"""

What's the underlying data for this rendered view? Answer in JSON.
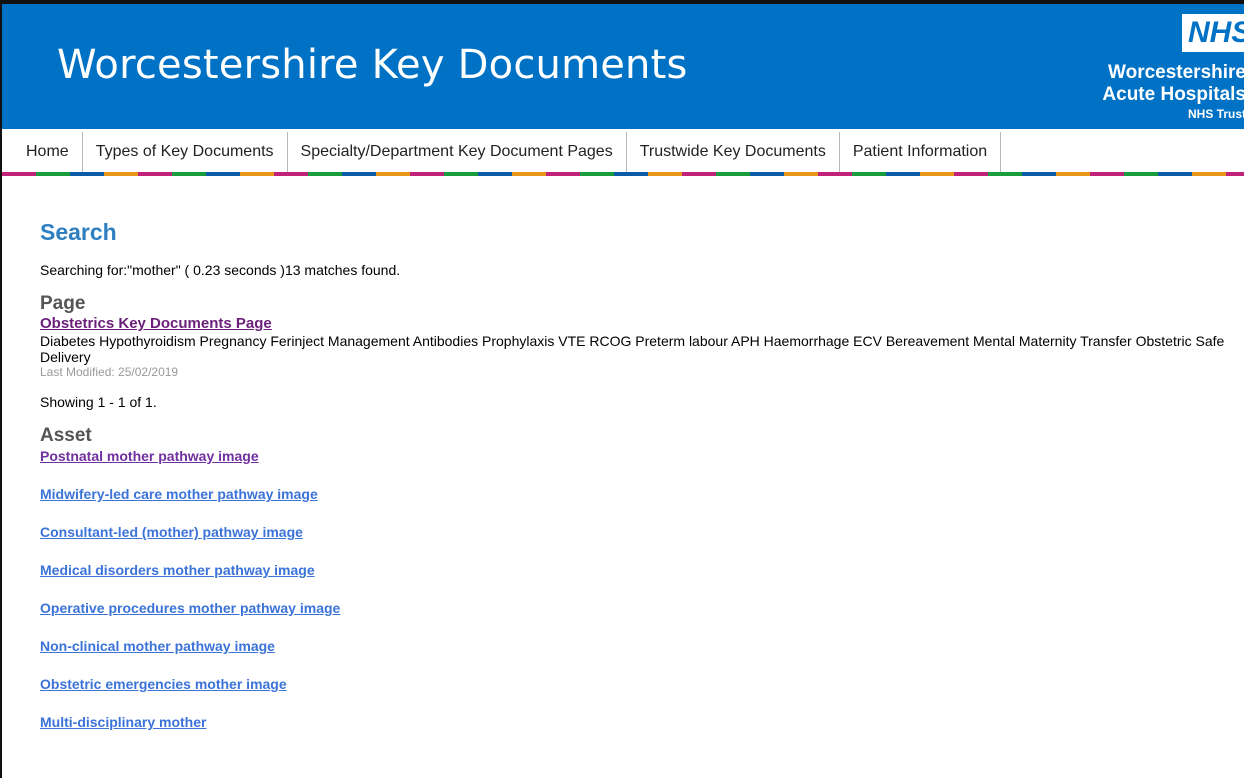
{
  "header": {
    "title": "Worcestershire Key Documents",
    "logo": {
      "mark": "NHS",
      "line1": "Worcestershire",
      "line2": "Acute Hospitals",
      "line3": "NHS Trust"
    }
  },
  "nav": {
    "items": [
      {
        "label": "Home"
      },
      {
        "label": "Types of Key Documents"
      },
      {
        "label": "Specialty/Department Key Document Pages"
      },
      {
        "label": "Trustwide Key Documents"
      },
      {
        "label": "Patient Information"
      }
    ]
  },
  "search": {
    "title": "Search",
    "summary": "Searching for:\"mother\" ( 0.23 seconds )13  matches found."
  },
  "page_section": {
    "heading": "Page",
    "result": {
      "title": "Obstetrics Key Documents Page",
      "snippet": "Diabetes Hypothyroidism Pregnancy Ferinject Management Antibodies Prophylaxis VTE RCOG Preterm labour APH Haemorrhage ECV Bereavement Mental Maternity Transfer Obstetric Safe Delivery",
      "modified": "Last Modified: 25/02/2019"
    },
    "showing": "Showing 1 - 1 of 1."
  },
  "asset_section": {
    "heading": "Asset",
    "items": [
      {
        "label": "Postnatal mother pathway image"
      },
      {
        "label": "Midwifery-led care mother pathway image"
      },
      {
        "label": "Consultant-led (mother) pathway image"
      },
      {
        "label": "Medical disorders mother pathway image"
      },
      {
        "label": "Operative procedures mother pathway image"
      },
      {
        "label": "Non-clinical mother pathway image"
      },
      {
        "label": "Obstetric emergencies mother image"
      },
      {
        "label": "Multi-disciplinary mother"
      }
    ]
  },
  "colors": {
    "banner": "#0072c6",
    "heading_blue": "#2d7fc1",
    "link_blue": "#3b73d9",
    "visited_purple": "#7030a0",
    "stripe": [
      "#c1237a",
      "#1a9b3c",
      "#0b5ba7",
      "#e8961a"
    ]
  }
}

"""

Instructions for the task —
Where does the string "mother" appear in the records above? Return every line that holds it.

Answer section —
    "summary": "Searching for:\"mother\" ( 0.23 seconds )13  matches found."
        "label": "Postnatal mother pathway image"
        "label": "Midwifery-led care mother pathway image"
        "label": "Consultant-led (mother) pathway image"
        "label": "Medical disorders mother pathway image"
        "label": "Operative procedures mother pathway image"
        "label": "Non-clinical mother pathway image"
        "label": "Obstetric emergencies mother image"
        "label": "Multi-disciplinary mother"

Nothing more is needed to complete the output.